━━ Dataset excerpts

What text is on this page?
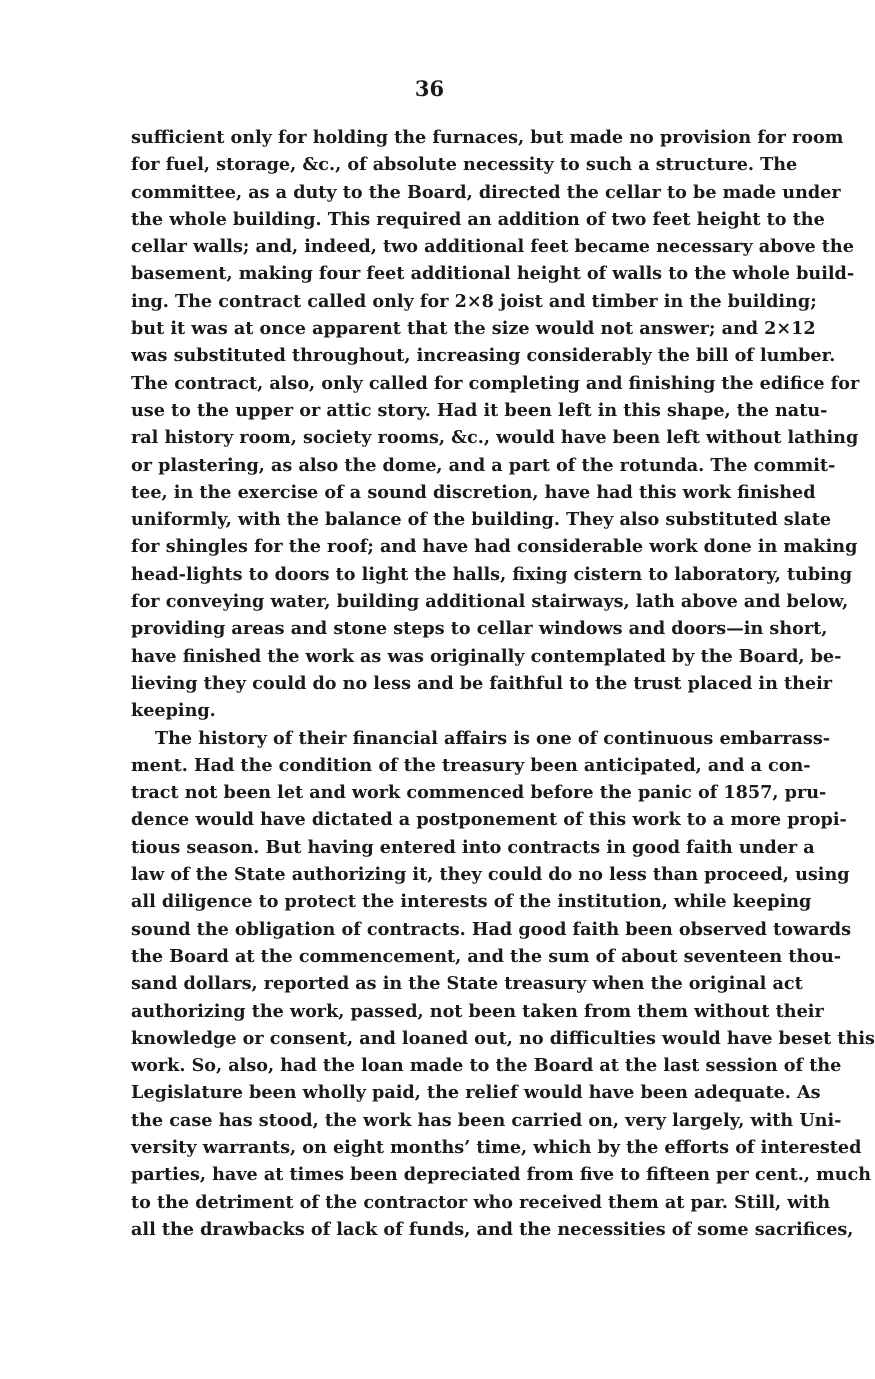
36
sufficient only for holding the furnaces, but made no provision for room
for fuel, storage, &c., of absolute necessity to such a structure. The
committee, as a duty to the Board, directed the cellar to be made under
the whole building. This required an addition of two feet height to the
cellar walls; and, indeed, two additional feet became necessary above the
basement, making four feet additional height of walls to the whole build-
ing. The contract called only for 2×8 joist and timber in the building;
but it was at once apparent that the size would not answer; and 2×12
was substituted throughout, increasing considerably the bill of lumber.
The contract, also, only called for completing and finishing the edifice for
use to the upper or attic story. Had it been left in this shape, the natu-
ral history room, society rooms, &c., would have been left without lathing
or plastering, as also the dome, and a part of the rotunda. The commit-
tee, in the exercise of a sound discretion, have had this work finished
uniformly, with the balance of the building. They also substituted slate
for shingles for the roof; and have had considerable work done in making
head-lights to doors to light the halls, fixing cistern to laboratory, tubing
for conveying water, building additional stairways, lath above and below,
providing areas and stone steps to cellar windows and doors—in short,
have finished the work as was originally contemplated by the Board, be-
lieving they could do no less and be faithful to the trust placed in their
keeping.
The history of their financial affairs is one of continuous embarrass-
ment. Had the condition of the treasury been anticipated, and a con-
tract not been let and work commenced before the panic of 1857, pru-
dence would have dictated a postponement of this work to a more propi-
tious season. But having entered into contracts in good faith under a
law of the State authorizing it, they could do no less than proceed, using
all diligence to protect the interests of the institution, while keeping
sound the obligation of contracts. Had good faith been observed towards
the Board at the commencement, and the sum of about seventeen thou-
sand dollars, reported as in the State treasury when the original act
authorizing the work, passed, not been taken from them without their
knowledge or consent, and loaned out, no difficulties would have beset this
work. So, also, had the loan made to the Board at the last session of the
Legislature been wholly paid, the relief would have been adequate. As
the case has stood, the work has been carried on, very largely, with Uni-
versity warrants, on eight months’ time, which by the efforts of interested
parties, have at times been depreciated from five to fifteen per cent., much
to the detriment of the contractor who received them at par. Still, with
all the drawbacks of lack of funds, and the necessities of some sacrifices,
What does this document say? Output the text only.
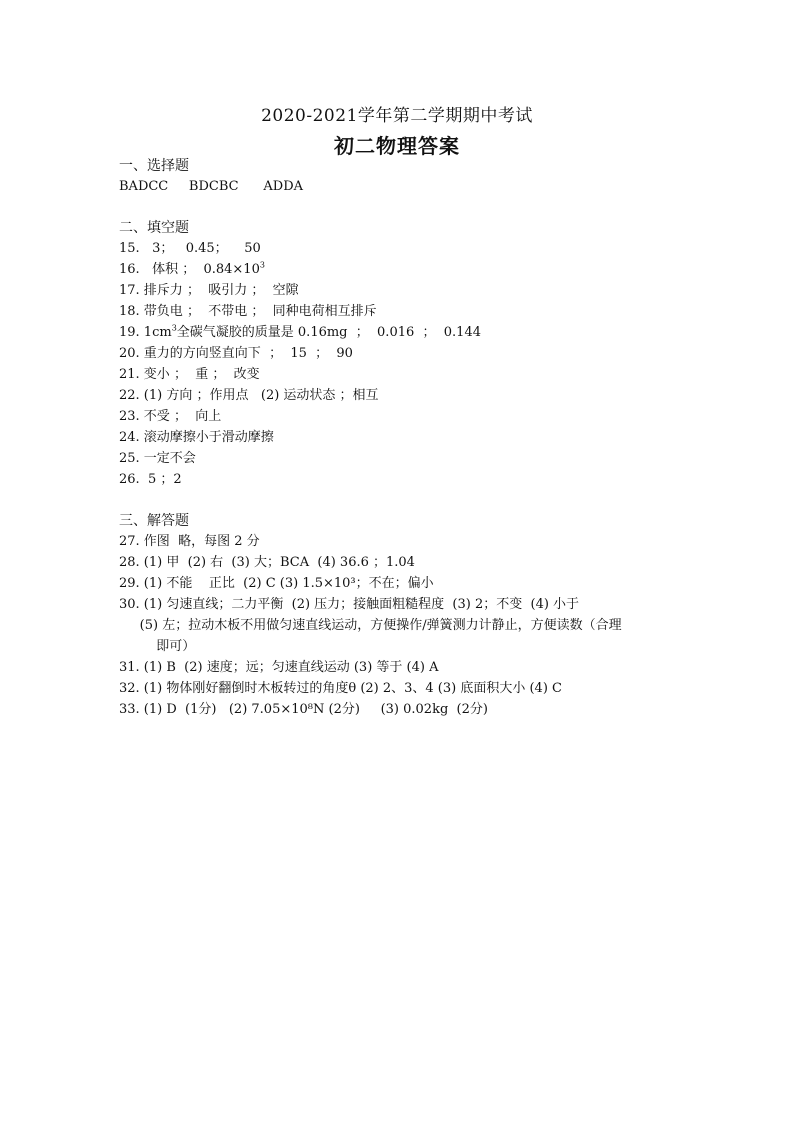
2020-2021学年第二学期期中考试
初二物理答案
一、选择题
BADCC     BDCBC      ADDA
二、填空题
15.   3；   0.45；    50
16.   体积 ；  $0.84\times 10^3$
17. 排斥力 ；  吸引力 ；  空隙
18. 带负电 ；  不带电 ；  同种电荷相互排斥
19. $1cm^3$全碳气凝胶的质量是 0.16mg  ；  0.016  ；  0.144
20. 重力的方向竖直向下  ；  15  ；  90
21. 变小 ；  重 ；  改变
22. (1) 方向 ；作用点   (2) 运动状态 ；相互
23. 不受 ；  向上
24. 滚动摩擦小于滑动摩擦
25. 一定不会
26.  5 ；2
三、解答题
27. 作图  略，每图 2 分
28. (1) 甲  (2) 右  (3) 大；BCA  (4) 36.6 ；1.04
29. (1) 不能    正比  (2) C (3) 1.5×10³；不在；偏小
30. (1) 匀速直线；二力平衡  (2) 压力；接触面粗糙程度  (3) 2；不变  (4) 小于
(5) 左；拉动木板不用做匀速直线运动，方便操作/弹簧测力计静止，方便读数（合理
即可）
31. (1) B  (2) 速度；远；匀速直线运动 (3) 等于 (4) A
32. (1) 物体刚好翻倒时木板转过的角度θ (2) 2、3、4 (3) 底面积大小 (4) C
33. (1) D  (1分)   (2) 7.05×10⁸N (2分)     (3) 0.02kg  (2分)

━━━━

Return from the data every line that holds "called".

ing. The contract called only for 2×8 joist and timber in the building;
The contract, also, only called for completing and finishing the edifice for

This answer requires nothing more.